__Written request 1__: Collect every line of the records below that contains the word "left", matching case exactly.

__Reading passage__:
☆ ☆ ☆ ☆ ☆ ☆ ☆

We will fit a single model, base200.GGalt.fp.rds
, using a Generalised Gamma outcome distribution (GG) including a second-order fractional polynomial of age in the mu-component, whereas the sigma-component and nu-components do not depend on age. This model specification uses the gamlss-pacakge in-built fp()
function to determine the best-fitting fractional polynomial (of the specified order).
## 310-script
PATHS <- Create.Folders( "omega-Wand__.n0000" )
HOLDER <- Load.Subset.Wrapper( Tag="omega-Wand__.n0000", LSubset=TRUE )
HOLDER$MODEL <- readRDS( file.path( PATHS$MODEL, "base200.GGalt.fp.rds" ) )
EXTRACT <- Extract.Wrapper( HOLDER, Store.Full=TRUE ) ## store full fitting object to use as initial point of bfpNA() re-fit [expect 12 iterations]
summary(EXTRACT$FIT.FULL) ## standard summary of a GAMLSS fit
getSmo(EXTRACT$FIT.FULL,what="mu")
getSmo(EXTRACT$FIT.FULL,what="mu")$power
After the fitting in completed (in 12 iterations) we may inspect the fitted model using the usual summary()
function. Further, since the fractional polynomial is included as a smoothing term, we may access the fitted smoother using getSmo()
and find that the optimal second-order fractional polynomial has powers of 1 and 3 (i.e. a linear and cubic age-related term).
In order to properly compare models (since the fp()

☆ ☆ ☆ ☆ ☆ ☆ ☆

__Task material__:
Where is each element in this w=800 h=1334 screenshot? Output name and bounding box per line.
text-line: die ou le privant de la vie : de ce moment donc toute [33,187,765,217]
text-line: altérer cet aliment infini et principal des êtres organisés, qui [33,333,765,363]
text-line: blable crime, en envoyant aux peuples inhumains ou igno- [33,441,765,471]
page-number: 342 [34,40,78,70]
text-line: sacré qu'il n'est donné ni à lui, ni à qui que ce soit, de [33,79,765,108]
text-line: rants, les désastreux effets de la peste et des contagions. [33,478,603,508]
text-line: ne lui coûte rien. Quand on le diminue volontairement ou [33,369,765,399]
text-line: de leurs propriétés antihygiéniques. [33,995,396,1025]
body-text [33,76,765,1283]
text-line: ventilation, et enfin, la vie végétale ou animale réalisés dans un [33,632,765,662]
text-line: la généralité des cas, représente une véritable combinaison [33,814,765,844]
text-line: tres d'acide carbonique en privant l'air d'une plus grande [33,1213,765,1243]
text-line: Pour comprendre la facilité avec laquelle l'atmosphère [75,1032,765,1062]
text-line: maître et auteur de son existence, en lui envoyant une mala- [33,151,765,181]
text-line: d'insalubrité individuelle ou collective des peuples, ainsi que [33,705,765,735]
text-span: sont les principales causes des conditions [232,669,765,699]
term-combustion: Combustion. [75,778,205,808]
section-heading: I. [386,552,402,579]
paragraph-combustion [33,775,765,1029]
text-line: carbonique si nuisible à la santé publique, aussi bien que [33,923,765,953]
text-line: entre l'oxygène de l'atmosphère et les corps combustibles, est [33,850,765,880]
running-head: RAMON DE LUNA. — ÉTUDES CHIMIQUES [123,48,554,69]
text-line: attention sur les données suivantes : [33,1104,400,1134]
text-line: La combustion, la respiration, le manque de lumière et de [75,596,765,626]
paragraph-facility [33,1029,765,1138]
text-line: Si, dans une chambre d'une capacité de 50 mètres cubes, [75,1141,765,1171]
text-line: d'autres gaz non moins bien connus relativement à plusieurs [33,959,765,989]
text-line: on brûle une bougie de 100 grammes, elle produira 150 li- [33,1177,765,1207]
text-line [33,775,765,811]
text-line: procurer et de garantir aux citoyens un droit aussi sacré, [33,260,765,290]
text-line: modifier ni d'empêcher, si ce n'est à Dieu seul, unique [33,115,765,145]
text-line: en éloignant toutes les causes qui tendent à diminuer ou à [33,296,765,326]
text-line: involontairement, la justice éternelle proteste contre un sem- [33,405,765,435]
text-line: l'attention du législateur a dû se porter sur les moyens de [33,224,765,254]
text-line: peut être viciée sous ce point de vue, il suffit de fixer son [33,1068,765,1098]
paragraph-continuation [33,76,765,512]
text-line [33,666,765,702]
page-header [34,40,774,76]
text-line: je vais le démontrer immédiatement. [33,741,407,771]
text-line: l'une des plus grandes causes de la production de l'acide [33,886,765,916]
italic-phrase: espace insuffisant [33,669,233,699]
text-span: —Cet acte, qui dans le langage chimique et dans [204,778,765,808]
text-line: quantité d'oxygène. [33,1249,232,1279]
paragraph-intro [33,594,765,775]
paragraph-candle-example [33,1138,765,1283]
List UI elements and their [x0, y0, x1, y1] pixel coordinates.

☆ ☆ ☆ ☆ ☆ ☆ ☆

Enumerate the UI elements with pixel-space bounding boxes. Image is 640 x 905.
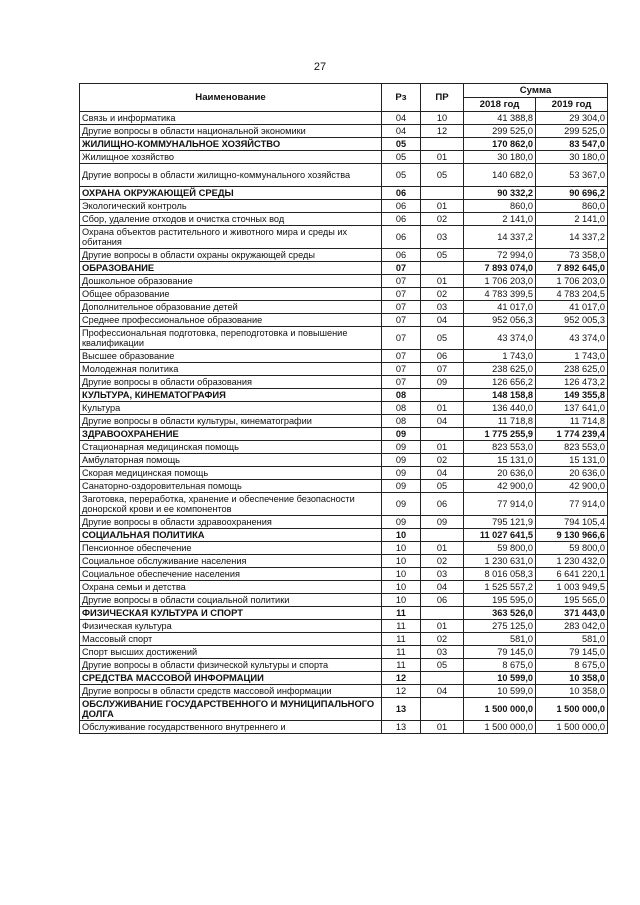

☆ ☆ ☆ ☆ ☆ ☆ ☆

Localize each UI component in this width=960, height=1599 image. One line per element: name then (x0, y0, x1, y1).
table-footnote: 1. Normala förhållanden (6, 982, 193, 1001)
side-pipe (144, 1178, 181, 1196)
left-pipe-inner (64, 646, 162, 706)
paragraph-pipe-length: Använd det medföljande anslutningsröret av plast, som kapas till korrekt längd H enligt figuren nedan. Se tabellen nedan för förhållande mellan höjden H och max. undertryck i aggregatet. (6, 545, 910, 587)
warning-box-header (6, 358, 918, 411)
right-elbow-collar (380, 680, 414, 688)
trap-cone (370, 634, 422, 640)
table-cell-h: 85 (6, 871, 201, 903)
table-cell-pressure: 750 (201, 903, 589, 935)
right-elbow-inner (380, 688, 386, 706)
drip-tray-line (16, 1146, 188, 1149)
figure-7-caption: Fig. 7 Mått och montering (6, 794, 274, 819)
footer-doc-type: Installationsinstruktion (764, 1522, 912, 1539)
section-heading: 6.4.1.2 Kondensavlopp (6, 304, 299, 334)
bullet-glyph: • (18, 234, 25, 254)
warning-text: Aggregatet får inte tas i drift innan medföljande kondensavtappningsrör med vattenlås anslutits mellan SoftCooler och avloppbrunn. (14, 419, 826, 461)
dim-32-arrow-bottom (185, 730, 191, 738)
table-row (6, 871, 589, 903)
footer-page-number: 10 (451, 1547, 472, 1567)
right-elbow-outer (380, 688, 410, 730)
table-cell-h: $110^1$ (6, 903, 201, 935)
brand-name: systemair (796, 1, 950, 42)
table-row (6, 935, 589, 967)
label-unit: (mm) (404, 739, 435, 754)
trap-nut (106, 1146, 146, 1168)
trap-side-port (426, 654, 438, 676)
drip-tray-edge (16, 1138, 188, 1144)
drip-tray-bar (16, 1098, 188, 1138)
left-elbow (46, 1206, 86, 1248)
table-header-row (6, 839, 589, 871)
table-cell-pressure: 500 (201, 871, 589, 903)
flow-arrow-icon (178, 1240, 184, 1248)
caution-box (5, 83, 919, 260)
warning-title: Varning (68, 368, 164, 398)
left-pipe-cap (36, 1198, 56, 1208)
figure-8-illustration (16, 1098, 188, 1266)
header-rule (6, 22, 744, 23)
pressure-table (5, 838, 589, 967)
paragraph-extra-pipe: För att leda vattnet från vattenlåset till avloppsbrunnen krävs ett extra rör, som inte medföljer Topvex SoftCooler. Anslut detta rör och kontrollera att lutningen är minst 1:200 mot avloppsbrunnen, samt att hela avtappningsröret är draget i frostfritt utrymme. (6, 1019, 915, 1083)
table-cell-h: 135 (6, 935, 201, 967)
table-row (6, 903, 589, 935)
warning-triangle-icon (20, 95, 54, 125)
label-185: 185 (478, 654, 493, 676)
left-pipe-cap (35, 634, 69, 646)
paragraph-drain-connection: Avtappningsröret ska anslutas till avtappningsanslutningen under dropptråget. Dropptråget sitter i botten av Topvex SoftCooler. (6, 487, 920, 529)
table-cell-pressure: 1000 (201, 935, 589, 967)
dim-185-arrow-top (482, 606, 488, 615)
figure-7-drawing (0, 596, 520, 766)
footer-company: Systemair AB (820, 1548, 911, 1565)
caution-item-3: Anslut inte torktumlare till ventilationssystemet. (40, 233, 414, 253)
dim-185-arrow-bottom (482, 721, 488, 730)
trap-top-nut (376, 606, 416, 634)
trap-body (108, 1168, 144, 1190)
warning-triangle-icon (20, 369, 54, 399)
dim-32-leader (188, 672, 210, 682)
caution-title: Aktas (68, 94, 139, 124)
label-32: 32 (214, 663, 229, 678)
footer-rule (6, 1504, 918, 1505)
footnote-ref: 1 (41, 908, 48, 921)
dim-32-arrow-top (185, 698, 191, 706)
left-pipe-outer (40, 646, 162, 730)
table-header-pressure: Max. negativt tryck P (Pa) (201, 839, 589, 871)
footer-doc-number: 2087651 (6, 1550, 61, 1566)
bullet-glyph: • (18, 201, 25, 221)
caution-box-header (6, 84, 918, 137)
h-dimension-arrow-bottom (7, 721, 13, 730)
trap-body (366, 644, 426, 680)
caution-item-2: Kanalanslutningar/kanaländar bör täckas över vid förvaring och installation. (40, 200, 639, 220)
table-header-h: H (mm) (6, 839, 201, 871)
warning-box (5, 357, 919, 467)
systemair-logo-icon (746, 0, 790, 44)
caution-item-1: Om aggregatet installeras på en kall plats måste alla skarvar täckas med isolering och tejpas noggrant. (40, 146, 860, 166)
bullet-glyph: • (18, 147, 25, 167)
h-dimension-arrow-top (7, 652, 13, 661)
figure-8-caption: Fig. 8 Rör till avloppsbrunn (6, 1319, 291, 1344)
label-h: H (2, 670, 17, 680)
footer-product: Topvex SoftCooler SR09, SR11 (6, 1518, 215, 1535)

☆ ☆ ☆ ☆ ☆ ☆ ☆

__Written request 2__: In the model-fitting text above, reproduce word for word the part from "## 310-script" to "cubic age-related term).".

__Solution 1__:
left-pipe-inner (64, 646, 162, 706)
left-elbow (46, 1206, 86, 1248)
left-pipe-cap (36, 1198, 56, 1208)
left-pipe-cap (35, 634, 69, 646)
left-pipe-outer (40, 646, 162, 730)

__Solution 2__:
## 310-script
PATHS <- Create.Folders( "omega-Wand__.n0000" )
HOLDER <- Load.Subset.Wrapper( Tag="omega-Wand__.n0000", LSubset=TRUE )
HOLDER$MODEL <- readRDS( file.path( PATHS$MODEL, "base200.GGalt.fp.rds" ) )
EXTRACT <- Extract.Wrapper( HOLDER, Store.Full=TRUE ) ## store full fitting object to use as initial point of bfpNA() re-fit [expect 12 iterations]
summary(EXTRACT$FIT.FULL) ## standard summary of a GAMLSS fit
getSmo(EXTRACT$FIT.FULL,what="mu")
getSmo(EXTRACT$FIT.FULL,what="mu")$power
After the fitting in completed (in 12 iterations) we may inspect the fitted model using the usual summary()
function. Further, since the fractional polynomial is included as a smoothing term, we may access the fitted smoother using getSmo()
and find that the optimal second-order fractional polynomial has powers of 1 and 3 (i.e. a linear and cubic age-related term).